▸ **Supplied records**:
○ ○ ○ ○ ○ ○ ○
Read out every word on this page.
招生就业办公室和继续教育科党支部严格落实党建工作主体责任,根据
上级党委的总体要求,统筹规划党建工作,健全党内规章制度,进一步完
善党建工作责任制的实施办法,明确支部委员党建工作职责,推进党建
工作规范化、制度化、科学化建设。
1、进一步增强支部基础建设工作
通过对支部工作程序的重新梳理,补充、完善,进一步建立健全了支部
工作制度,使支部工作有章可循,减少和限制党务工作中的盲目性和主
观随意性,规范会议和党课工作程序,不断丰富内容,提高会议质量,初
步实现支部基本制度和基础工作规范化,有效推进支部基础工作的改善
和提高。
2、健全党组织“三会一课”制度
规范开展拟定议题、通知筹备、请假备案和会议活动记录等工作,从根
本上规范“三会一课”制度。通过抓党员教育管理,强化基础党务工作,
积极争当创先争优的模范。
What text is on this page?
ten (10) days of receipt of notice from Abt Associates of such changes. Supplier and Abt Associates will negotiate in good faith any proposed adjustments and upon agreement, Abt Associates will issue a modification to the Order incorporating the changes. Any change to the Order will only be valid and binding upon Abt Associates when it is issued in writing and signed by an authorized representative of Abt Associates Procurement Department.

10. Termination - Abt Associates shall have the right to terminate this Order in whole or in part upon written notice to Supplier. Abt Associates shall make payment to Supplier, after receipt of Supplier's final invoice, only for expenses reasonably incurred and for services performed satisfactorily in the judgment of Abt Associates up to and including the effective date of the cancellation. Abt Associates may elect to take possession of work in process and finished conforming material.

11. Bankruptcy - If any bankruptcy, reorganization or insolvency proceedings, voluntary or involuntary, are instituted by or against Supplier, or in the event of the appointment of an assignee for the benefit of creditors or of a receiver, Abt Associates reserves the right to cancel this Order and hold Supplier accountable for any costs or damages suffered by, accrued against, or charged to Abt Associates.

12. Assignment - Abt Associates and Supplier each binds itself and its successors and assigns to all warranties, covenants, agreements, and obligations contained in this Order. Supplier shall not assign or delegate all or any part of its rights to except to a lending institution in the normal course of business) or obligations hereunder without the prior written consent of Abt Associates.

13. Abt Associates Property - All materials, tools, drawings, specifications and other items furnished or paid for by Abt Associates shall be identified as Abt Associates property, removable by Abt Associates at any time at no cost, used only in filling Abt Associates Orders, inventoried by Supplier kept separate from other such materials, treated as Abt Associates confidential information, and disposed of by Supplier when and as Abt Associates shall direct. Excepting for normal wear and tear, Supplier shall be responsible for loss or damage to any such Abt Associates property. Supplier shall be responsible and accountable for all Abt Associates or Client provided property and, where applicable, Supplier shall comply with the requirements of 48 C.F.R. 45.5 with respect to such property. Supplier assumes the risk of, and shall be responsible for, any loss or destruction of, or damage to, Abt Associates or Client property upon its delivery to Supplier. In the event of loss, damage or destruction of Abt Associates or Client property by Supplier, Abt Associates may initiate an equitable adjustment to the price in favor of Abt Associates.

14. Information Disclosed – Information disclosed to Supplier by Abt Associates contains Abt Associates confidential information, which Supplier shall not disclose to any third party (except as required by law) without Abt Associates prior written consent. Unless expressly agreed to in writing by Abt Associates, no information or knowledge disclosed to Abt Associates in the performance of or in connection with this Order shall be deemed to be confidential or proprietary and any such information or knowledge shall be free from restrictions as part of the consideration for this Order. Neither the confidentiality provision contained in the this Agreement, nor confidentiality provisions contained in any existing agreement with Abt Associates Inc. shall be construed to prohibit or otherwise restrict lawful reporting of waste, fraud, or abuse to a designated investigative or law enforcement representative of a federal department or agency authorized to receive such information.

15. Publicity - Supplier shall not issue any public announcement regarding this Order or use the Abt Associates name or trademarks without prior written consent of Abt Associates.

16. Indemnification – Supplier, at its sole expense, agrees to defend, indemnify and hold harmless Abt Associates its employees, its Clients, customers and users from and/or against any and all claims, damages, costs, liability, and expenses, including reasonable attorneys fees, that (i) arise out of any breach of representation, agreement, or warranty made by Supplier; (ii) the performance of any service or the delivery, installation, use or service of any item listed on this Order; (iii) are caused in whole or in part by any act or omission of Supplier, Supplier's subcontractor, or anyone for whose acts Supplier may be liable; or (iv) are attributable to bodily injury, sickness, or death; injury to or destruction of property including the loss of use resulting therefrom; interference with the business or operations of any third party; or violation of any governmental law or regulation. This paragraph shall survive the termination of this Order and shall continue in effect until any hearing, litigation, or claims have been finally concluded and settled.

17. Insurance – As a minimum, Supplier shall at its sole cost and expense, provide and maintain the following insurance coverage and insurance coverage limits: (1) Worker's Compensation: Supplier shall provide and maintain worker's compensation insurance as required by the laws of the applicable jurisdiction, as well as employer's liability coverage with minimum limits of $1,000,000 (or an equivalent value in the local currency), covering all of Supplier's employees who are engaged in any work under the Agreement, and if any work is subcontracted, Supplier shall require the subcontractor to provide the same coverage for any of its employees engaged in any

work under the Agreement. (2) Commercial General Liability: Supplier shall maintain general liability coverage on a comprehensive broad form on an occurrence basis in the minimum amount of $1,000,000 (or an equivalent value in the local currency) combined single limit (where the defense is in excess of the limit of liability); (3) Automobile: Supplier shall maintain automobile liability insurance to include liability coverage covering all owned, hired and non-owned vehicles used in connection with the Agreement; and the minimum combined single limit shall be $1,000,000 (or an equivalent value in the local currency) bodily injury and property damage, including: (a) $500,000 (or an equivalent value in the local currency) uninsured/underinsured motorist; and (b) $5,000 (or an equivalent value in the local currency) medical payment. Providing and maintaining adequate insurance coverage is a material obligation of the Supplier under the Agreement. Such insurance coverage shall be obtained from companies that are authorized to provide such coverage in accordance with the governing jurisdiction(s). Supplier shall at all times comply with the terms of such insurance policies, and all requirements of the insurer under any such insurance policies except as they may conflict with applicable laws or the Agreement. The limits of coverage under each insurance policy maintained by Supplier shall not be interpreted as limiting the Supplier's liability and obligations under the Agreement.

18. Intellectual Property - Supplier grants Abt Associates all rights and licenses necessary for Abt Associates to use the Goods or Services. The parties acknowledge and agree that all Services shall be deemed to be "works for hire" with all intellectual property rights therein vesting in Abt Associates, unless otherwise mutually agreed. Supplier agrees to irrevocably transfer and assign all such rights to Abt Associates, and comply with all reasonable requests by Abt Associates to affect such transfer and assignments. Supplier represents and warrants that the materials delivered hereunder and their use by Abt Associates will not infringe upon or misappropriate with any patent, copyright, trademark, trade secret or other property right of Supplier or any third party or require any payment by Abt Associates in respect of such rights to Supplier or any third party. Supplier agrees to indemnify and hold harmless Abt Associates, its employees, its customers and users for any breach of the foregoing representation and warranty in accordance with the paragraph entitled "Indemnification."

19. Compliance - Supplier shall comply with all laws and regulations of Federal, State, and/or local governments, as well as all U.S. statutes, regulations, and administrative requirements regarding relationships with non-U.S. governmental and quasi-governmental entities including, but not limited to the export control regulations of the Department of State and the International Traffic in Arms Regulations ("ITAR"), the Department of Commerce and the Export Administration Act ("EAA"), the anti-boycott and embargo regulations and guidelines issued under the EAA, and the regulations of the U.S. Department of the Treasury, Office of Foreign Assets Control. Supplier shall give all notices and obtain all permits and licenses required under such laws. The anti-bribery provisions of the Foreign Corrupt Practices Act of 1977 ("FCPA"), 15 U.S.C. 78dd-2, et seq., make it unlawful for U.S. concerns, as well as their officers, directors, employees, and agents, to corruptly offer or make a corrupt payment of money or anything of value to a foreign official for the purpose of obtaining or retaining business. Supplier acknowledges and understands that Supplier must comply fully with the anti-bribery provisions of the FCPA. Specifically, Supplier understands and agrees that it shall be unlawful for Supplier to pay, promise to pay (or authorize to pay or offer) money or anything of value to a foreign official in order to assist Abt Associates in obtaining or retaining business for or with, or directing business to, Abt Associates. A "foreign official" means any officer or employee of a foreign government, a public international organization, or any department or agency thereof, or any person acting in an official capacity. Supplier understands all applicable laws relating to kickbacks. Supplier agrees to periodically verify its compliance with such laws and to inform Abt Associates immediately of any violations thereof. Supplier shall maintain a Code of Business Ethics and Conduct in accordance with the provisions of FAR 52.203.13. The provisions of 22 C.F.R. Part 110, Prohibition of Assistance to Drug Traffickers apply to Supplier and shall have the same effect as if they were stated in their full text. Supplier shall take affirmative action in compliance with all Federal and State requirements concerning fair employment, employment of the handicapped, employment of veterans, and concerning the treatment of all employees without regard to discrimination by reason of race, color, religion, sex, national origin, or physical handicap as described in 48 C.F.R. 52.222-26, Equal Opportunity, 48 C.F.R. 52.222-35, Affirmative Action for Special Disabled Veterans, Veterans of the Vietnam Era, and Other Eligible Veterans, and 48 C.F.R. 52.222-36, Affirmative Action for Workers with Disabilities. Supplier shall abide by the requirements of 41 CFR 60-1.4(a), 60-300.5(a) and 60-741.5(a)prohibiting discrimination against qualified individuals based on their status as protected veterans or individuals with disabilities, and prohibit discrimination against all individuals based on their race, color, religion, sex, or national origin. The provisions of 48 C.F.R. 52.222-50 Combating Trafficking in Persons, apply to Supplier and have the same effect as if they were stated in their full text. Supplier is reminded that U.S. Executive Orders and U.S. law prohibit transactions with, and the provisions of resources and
○ ○ ○ ○ ○ ○ ○
▸ **Your objective**:
Copy every line above in which the string "page" shows up.

▸ **Response for this exercise**:
Read out every word on this page.
What text is on this page?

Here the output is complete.